» Entries:
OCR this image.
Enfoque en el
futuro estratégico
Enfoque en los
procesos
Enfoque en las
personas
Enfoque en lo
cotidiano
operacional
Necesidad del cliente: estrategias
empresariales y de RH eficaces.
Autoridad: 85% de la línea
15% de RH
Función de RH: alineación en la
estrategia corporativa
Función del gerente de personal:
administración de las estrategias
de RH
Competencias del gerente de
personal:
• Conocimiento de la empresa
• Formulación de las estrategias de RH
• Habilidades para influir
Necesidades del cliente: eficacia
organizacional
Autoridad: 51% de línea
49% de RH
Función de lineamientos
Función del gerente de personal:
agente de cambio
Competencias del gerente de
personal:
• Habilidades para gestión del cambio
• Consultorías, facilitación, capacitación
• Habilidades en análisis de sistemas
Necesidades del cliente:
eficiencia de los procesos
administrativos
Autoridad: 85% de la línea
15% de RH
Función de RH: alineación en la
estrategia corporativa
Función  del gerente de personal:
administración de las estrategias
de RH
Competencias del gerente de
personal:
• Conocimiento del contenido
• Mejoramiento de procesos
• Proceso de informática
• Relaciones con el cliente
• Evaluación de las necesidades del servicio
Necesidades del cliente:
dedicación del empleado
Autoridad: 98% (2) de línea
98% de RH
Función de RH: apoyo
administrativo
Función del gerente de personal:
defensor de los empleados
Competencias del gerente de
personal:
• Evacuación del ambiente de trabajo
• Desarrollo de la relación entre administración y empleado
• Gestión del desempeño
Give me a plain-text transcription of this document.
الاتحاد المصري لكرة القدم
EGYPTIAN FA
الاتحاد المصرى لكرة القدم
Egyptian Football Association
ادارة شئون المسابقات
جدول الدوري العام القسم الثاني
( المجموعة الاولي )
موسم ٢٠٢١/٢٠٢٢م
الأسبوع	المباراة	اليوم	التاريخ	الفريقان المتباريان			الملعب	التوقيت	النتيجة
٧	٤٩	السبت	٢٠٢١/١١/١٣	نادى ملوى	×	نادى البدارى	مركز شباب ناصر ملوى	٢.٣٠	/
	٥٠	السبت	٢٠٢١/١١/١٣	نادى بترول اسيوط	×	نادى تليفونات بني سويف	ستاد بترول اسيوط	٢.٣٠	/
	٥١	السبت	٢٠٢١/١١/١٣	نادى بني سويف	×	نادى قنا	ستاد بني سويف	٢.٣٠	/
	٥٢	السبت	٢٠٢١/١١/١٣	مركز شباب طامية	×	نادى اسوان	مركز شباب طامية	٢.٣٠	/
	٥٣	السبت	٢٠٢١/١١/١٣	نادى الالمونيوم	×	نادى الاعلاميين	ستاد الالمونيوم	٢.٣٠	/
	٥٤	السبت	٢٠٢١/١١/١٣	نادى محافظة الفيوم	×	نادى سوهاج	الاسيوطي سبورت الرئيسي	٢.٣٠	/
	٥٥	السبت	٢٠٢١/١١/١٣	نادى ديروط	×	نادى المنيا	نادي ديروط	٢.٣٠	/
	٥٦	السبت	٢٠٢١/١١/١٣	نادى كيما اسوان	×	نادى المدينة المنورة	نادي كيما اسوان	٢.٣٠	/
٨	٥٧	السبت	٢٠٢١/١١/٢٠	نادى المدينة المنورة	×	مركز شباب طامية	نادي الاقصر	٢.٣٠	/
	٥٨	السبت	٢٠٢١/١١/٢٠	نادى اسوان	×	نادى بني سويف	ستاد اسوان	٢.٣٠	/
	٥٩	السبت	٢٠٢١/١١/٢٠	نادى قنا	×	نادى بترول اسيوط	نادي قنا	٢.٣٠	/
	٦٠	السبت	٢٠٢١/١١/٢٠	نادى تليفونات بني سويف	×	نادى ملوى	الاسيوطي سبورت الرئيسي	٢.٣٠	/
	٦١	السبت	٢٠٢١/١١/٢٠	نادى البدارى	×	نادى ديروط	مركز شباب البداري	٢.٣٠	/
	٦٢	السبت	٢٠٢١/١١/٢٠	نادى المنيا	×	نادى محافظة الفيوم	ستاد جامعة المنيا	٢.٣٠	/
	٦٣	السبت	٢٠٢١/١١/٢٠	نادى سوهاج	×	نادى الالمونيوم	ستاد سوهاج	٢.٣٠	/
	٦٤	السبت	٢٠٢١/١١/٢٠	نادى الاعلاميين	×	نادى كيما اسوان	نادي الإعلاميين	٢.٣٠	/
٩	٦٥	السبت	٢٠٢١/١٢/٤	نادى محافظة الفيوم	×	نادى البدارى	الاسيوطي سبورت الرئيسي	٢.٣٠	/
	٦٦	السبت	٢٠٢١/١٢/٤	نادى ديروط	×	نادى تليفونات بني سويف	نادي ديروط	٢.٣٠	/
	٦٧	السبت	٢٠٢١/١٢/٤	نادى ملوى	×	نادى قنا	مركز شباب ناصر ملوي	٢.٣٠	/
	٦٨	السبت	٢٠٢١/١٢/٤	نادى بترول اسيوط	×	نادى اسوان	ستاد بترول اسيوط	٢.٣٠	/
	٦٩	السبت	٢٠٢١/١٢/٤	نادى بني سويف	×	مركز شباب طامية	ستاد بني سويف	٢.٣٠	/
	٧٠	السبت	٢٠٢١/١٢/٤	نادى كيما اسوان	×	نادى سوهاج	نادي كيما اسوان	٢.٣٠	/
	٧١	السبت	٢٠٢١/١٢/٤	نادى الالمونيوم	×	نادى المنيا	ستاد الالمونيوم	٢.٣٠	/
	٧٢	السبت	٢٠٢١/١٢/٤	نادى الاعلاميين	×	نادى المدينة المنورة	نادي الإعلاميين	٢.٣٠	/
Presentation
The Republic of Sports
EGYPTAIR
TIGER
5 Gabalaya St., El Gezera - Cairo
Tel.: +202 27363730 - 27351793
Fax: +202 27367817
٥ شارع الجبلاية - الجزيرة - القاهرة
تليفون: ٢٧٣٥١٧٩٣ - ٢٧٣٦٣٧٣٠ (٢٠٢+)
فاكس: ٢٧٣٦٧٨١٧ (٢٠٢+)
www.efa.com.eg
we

» Exercise directions: Give back the whole listing exactly as it reads.

» Completed exercise:
OCR this image.
Enfoque en el
futuro estratégico
Enfoque en los
procesos
Enfoque en las
personas
Enfoque en lo
cotidiano
operacional
Necesidad del cliente: estrategias
empresariales y de RH eficaces.
Autoridad: 85% de la línea
15% de RH
Función de RH: alineación en la
estrategia corporativa
Función del gerente de personal:
administración de las estrategias
de RH
Competencias del gerente de
personal:
• Conocimiento de la empresa
• Formulación de las estrategias de RH
• Habilidades para influir
Necesidades del cliente: eficacia
organizacional
Autoridad: 51% de línea
49% de RH
Función de lineamientos
Función del gerente de personal:
agente de cambio
Competencias del gerente de
personal:
• Habilidades para gestión del cambio
• Consultorías, facilitación, capacitación
• Habilidades en análisis de sistemas
Necesidades del cliente:
eficiencia de los procesos
administrativos
Autoridad: 85% de la línea
15% de RH
Función de RH: alineación en la
estrategia corporativa
Función  del gerente de personal:
administración de las estrategias
de RH
Competencias del gerente de
personal:
• Conocimiento del contenido
• Mejoramiento de procesos
• Proceso de informática
• Relaciones con el cliente
• Evaluación de las necesidades del servicio
Necesidades del cliente:
dedicación del empleado
Autoridad: 98% (2) de línea
98% de RH
Función de RH: apoyo
administrativo
Función del gerente de personal:
defensor de los empleados
Competencias del gerente de
personal:
• Evacuación del ambiente de trabajo
• Desarrollo de la relación entre administración y empleado
• Gestión del desempeño
Give me a plain-text transcription of this document.
الاتحاد المصري لكرة القدم
EGYPTIAN FA
الاتحاد المصرى لكرة القدم
Egyptian Football Association
ادارة شئون المسابقات
جدول الدوري العام القسم الثاني
( المجموعة الاولي )
موسم ٢٠٢١/٢٠٢٢م
الأسبوع	المباراة	اليوم	التاريخ	الفريقان المتباريان			الملعب	التوقيت	النتيجة
٧	٤٩	السبت	٢٠٢١/١١/١٣	نادى ملوى	×	نادى البدارى	مركز شباب ناصر ملوى	٢.٣٠	/
	٥٠	السبت	٢٠٢١/١١/١٣	نادى بترول اسيوط	×	نادى تليفونات بني سويف	ستاد بترول اسيوط	٢.٣٠	/
	٥١	السبت	٢٠٢١/١١/١٣	نادى بني سويف	×	نادى قنا	ستاد بني سويف	٢.٣٠	/
	٥٢	السبت	٢٠٢١/١١/١٣	مركز شباب طامية	×	نادى اسوان	مركز شباب طامية	٢.٣٠	/
	٥٣	السبت	٢٠٢١/١١/١٣	نادى الالمونيوم	×	نادى الاعلاميين	ستاد الالمونيوم	٢.٣٠	/
	٥٤	السبت	٢٠٢١/١١/١٣	نادى محافظة الفيوم	×	نادى سوهاج	الاسيوطي سبورت الرئيسي	٢.٣٠	/
	٥٥	السبت	٢٠٢١/١١/١٣	نادى ديروط	×	نادى المنيا	نادي ديروط	٢.٣٠	/
	٥٦	السبت	٢٠٢١/١١/١٣	نادى كيما اسوان	×	نادى المدينة المنورة	نادي كيما اسوان	٢.٣٠	/
٨	٥٧	السبت	٢٠٢١/١١/٢٠	نادى المدينة المنورة	×	مركز شباب طامية	نادي الاقصر	٢.٣٠	/
	٥٨	السبت	٢٠٢١/١١/٢٠	نادى اسوان	×	نادى بني سويف	ستاد اسوان	٢.٣٠	/
	٥٩	السبت	٢٠٢١/١١/٢٠	نادى قنا	×	نادى بترول اسيوط	نادي قنا	٢.٣٠	/
	٦٠	السبت	٢٠٢١/١١/٢٠	نادى تليفونات بني سويف	×	نادى ملوى	الاسيوطي سبورت الرئيسي	٢.٣٠	/
	٦١	السبت	٢٠٢١/١١/٢٠	نادى البدارى	×	نادى ديروط	مركز شباب البداري	٢.٣٠	/
	٦٢	السبت	٢٠٢١/١١/٢٠	نادى المنيا	×	نادى محافظة الفيوم	ستاد جامعة المنيا	٢.٣٠	/
	٦٣	السبت	٢٠٢١/١١/٢٠	نادى سوهاج	×	نادى الالمونيوم	ستاد سوهاج	٢.٣٠	/
	٦٤	السبت	٢٠٢١/١١/٢٠	نادى الاعلاميين	×	نادى كيما اسوان	نادي الإعلاميين	٢.٣٠	/
٩	٦٥	السبت	٢٠٢١/١٢/٤	نادى محافظة الفيوم	×	نادى البدارى	الاسيوطي سبورت الرئيسي	٢.٣٠	/
	٦٦	السبت	٢٠٢١/١٢/٤	نادى ديروط	×	نادى تليفونات بني سويف	نادي ديروط	٢.٣٠	/
	٦٧	السبت	٢٠٢١/١٢/٤	نادى ملوى	×	نادى قنا	مركز شباب ناصر ملوي	٢.٣٠	/
	٦٨	السبت	٢٠٢١/١٢/٤	نادى بترول اسيوط	×	نادى اسوان	ستاد بترول اسيوط	٢.٣٠	/
	٦٩	السبت	٢٠٢١/١٢/٤	نادى بني سويف	×	مركز شباب طامية	ستاد بني سويف	٢.٣٠	/
	٧٠	السبت	٢٠٢١/١٢/٤	نادى كيما اسوان	×	نادى سوهاج	نادي كيما اسوان	٢.٣٠	/
	٧١	السبت	٢٠٢١/١٢/٤	نادى الالمونيوم	×	نادى المنيا	ستاد الالمونيوم	٢.٣٠	/
	٧٢	السبت	٢٠٢١/١٢/٤	نادى الاعلاميين	×	نادى المدينة المنورة	نادي الإعلاميين	٢.٣٠	/
Presentation
The Republic of Sports
EGYPTAIR
TIGER
5 Gabalaya St., El Gezera - Cairo
Tel.: +202 27363730 - 27351793
Fax: +202 27367817
٥ شارع الجبلاية - الجزيرة - القاهرة
تليفون: ٢٧٣٥١٧٩٣ - ٢٧٣٦٣٧٣٠ (٢٠٢+)
فاكس: ٢٧٣٦٧٨١٧ (٢٠٢+)
www.efa.com.eg
we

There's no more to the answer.